Source records:
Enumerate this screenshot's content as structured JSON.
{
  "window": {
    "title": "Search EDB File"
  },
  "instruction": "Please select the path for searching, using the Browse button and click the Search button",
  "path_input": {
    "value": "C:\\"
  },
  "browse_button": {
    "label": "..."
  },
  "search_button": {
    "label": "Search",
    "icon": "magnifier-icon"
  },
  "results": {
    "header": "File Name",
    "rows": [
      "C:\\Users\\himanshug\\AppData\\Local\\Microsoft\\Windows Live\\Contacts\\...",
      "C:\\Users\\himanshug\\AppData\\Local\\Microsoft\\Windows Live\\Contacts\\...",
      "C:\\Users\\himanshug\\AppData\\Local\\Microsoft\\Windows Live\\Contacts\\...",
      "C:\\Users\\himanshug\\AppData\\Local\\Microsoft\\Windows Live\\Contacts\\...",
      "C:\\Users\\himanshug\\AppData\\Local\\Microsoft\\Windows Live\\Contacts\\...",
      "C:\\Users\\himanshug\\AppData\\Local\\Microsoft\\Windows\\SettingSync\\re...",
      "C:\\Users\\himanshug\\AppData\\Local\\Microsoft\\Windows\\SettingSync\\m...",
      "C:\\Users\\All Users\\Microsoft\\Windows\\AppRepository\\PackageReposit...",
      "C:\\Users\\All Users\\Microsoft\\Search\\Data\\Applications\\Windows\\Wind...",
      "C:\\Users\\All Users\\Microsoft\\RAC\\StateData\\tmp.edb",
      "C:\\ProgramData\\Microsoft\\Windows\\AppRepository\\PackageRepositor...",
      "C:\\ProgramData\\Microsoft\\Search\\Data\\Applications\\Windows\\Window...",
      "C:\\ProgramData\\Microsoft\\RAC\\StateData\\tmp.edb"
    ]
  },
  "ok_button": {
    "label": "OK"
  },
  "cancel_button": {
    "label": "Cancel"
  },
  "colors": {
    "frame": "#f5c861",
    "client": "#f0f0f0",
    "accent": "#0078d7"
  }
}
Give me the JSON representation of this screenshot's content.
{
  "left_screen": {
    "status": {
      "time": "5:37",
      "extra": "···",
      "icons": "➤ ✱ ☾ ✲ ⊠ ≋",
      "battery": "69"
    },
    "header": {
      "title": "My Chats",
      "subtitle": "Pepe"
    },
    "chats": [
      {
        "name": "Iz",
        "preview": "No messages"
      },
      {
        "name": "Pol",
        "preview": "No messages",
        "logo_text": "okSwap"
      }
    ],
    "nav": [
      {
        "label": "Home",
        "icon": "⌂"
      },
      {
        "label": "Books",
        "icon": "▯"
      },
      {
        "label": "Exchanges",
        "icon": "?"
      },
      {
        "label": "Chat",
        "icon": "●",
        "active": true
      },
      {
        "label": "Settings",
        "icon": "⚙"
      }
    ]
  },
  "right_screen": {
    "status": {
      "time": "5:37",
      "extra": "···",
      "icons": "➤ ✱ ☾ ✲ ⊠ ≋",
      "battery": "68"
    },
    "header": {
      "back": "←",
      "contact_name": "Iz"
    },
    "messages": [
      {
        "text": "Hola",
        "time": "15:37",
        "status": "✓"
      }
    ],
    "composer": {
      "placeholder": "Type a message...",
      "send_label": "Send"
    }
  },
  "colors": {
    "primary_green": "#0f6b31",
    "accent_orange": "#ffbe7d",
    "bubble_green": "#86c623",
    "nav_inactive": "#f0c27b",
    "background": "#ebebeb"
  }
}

- _Work required_:
Please output the entire listing exactly as it stands.

- _Right answer_:
Enumerate this screenshot's content as structured JSON.
{
  "window": {
    "title": "Search EDB File"
  },
  "instruction": "Please select the path for searching, using the Browse button and click the Search button",
  "path_input": {
    "value": "C:\\"
  },
  "browse_button": {
    "label": "..."
  },
  "search_button": {
    "label": "Search",
    "icon": "magnifier-icon"
  },
  "results": {
    "header": "File Name",
    "rows": [
      "C:\\Users\\himanshug\\AppData\\Local\\Microsoft\\Windows Live\\Contacts\\...",
      "C:\\Users\\himanshug\\AppData\\Local\\Microsoft\\Windows Live\\Contacts\\...",
      "C:\\Users\\himanshug\\AppData\\Local\\Microsoft\\Windows Live\\Contacts\\...",
      "C:\\Users\\himanshug\\AppData\\Local\\Microsoft\\Windows Live\\Contacts\\...",
      "C:\\Users\\himanshug\\AppData\\Local\\Microsoft\\Windows Live\\Contacts\\...",
      "C:\\Users\\himanshug\\AppData\\Local\\Microsoft\\Windows\\SettingSync\\re...",
      "C:\\Users\\himanshug\\AppData\\Local\\Microsoft\\Windows\\SettingSync\\m...",
      "C:\\Users\\All Users\\Microsoft\\Windows\\AppRepository\\PackageReposit...",
      "C:\\Users\\All Users\\Microsoft\\Search\\Data\\Applications\\Windows\\Wind...",
      "C:\\Users\\All Users\\Microsoft\\RAC\\StateData\\tmp.edb",
      "C:\\ProgramData\\Microsoft\\Windows\\AppRepository\\PackageRepositor...",
      "C:\\ProgramData\\Microsoft\\Search\\Data\\Applications\\Windows\\Window...",
      "C:\\ProgramData\\Microsoft\\RAC\\StateData\\tmp.edb"
    ]
  },
  "ok_button": {
    "label": "OK"
  },
  "cancel_button": {
    "label": "Cancel"
  },
  "colors": {
    "frame": "#f5c861",
    "client": "#f0f0f0",
    "accent": "#0078d7"
  }
}
Give me the JSON representation of this screenshot's content.
{
  "left_screen": {
    "status": {
      "time": "5:37",
      "extra": "···",
      "icons": "➤ ✱ ☾ ✲ ⊠ ≋",
      "battery": "69"
    },
    "header": {
      "title": "My Chats",
      "subtitle": "Pepe"
    },
    "chats": [
      {
        "name": "Iz",
        "preview": "No messages"
      },
      {
        "name": "Pol",
        "preview": "No messages",
        "logo_text": "okSwap"
      }
    ],
    "nav": [
      {
        "label": "Home",
        "icon": "⌂"
      },
      {
        "label": "Books",
        "icon": "▯"
      },
      {
        "label": "Exchanges",
        "icon": "?"
      },
      {
        "label": "Chat",
        "icon": "●",
        "active": true
      },
      {
        "label": "Settings",
        "icon": "⚙"
      }
    ]
  },
  "right_screen": {
    "status": {
      "time": "5:37",
      "extra": "···",
      "icons": "➤ ✱ ☾ ✲ ⊠ ≋",
      "battery": "68"
    },
    "header": {
      "back": "←",
      "contact_name": "Iz"
    },
    "messages": [
      {
        "text": "Hola",
        "time": "15:37",
        "status": "✓"
      }
    ],
    "composer": {
      "placeholder": "Type a message...",
      "send_label": "Send"
    }
  },
  "colors": {
    "primary_green": "#0f6b31",
    "accent_orange": "#ffbe7d",
    "bubble_green": "#86c623",
    "nav_inactive": "#f0c27b",
    "background": "#ebebeb"
  }
}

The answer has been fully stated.